_BRANO FORNITO_
Infatti, dopo qualche anno (1992) esplose lo scandalo di Tangentopoli. E fu
proprio questa norma a produrre la “Dazione ambientale” che
procurò tanto “lavoro” a “Mani Pulite” ed al
Magistrato Antonio Di Pietro, a cominciare dal Pio Albergo Trivulzio.
Dopo lo scandalo di Tangentopoli questa norma era andata in disuso, ma poi
ricomparve con la legge 109/1994 (art. 21). Tornata poi di nuovo in ombra
per qualche incidente tangentizio, è stata di recente dissotterrata
col Decreto legislativo n. 163 del 12.04.2006 (art. 83), perchè
“imposto” da una Direttiva CE.
A quanto pare, sfruttando l’ombrello europeo, si riesce a camuffare
le “porcate” legislative nazionali in “Leggi ispirate
dall’Alto”. Non so dove ci porta l’Europa, ma una cosa
è certa: la norma in questione disonora il Parlamento italiano;
sconcerta chi crede nello stato di diritto; produce più
“Pizzo” di cento Mafie; ed è destabilizzante più
di cento Brigate rosse. Consentire l’uso di questa norma ai tanti
Gaglioffi annidati nella struttura pubblica, è come fornire un
grimaldello ad uno scassinatore. Anzi, è come consegnare le chiavi
di un condominio a dei ladri d’appartamento.
Per ironia della sorte ora tocca proprio al Ministro Antonio Di Pietro
(II°) applicare questa assurda norma nella gestione dei Lavori
Pubblici. E’ auspicabile che se ne renda conto, e si adoperi per
abrogarla. Che non si limiti ad usare il naso del Poliziotto (come fece il
Di Pietro I°) alla ricerca perpetua di malfattori. Che usi piuttosto la
testa del Politico. E che riesca a individuare e neutralizzare gli
oggettivi strumenti usati dal Malaffare: le Leggi, appunto.
E’ altresì auspicabile (la speranza è sempre
l’ultima a morire) che il Parlamento provveda a ripristinare, e con
più rigore, il reato di “Abuso d’Ufficio”, da cui
si genera l’Arroganza-menefreghismo-strapotere della Burocrazia,
nonché il vergognoso lassismo della Magistratura ed il conseguente
Sfascio del Paese. E provveda a smantellare la miriade di Strutture
parallele, a cominciare dal CIPE, nate nella logica della spartizione del
potere gestionale, e scevre da ogni responsabilità.

_COSA SERVE_
Come riassumeresti il brano in due frasi?

_Dati su dove compaiono gli elementi_
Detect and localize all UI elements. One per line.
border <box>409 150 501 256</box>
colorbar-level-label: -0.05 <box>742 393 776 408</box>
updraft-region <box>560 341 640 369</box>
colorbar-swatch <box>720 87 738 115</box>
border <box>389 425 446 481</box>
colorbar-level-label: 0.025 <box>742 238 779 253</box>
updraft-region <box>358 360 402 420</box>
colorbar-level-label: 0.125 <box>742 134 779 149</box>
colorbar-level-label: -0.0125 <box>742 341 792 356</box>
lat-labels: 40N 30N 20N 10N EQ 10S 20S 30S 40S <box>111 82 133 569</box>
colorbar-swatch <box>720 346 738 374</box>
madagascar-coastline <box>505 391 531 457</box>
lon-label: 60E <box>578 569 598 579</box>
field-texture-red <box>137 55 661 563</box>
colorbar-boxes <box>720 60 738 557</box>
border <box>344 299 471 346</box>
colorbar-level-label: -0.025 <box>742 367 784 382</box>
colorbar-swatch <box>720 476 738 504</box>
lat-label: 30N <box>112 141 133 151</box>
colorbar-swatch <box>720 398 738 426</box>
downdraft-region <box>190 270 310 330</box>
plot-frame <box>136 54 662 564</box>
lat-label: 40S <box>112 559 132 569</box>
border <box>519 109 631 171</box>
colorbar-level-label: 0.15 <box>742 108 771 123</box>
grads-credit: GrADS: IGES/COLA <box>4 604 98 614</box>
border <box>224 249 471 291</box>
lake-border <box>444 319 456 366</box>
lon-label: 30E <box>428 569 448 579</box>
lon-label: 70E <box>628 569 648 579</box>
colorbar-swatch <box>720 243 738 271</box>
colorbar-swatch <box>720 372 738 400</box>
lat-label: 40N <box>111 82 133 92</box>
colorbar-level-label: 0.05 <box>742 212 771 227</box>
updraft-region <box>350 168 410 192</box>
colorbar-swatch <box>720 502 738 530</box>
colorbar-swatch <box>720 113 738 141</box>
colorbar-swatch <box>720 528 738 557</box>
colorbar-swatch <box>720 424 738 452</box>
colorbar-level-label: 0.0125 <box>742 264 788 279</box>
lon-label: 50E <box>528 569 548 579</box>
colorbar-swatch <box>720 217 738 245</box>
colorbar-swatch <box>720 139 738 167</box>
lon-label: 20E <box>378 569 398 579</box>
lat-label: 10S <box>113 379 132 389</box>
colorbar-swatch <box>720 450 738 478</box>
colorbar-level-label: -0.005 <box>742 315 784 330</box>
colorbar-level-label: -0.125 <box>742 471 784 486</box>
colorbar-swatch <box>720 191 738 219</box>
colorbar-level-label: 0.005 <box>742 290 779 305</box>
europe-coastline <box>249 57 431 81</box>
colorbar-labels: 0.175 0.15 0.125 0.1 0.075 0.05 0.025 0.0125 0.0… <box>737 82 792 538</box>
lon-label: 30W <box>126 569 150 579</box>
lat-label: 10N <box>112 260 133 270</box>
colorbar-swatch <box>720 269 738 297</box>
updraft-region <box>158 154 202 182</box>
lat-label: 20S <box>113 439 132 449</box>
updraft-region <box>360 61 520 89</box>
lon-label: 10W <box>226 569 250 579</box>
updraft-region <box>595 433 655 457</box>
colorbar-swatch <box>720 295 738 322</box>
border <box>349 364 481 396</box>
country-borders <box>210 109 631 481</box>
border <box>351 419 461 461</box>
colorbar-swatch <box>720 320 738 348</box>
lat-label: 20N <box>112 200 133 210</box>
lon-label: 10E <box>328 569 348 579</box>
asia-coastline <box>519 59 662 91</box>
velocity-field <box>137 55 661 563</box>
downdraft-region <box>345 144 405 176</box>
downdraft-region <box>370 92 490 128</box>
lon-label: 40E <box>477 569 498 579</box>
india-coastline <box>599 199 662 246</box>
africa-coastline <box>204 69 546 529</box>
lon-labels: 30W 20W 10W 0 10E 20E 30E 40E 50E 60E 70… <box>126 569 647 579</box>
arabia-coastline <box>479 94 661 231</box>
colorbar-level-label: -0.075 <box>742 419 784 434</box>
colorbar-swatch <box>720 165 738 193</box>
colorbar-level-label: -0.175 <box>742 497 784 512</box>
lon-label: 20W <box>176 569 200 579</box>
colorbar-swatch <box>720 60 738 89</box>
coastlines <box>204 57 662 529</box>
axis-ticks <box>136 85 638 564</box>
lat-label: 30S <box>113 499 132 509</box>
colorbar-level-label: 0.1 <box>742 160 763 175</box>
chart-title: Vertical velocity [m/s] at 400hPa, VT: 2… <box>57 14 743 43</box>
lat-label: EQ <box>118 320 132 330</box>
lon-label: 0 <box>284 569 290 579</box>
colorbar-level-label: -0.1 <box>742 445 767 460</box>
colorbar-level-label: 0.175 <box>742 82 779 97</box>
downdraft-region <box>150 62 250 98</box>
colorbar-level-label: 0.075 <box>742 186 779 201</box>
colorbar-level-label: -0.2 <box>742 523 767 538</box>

_RISPOSTA ATTESA_
La norma che produsse la “dazione ambientale” emersa con Tangentopoli, caduta in disuso e ricomparsa con la legge 109/1994, è stata riesumata col Decreto legislativo n. 163 del 2006 perché “imposta” da una Direttiva CE, e secondo il brano disonora il Parlamento italiano. Nel brano si auspica che il Ministro Antonio Di Pietro si adoperi per abrogarla e che il Parlamento ripristini con più rigore il reato di abuso d'ufficio e smantelli le strutture parallele, a cominciare dal CIPE.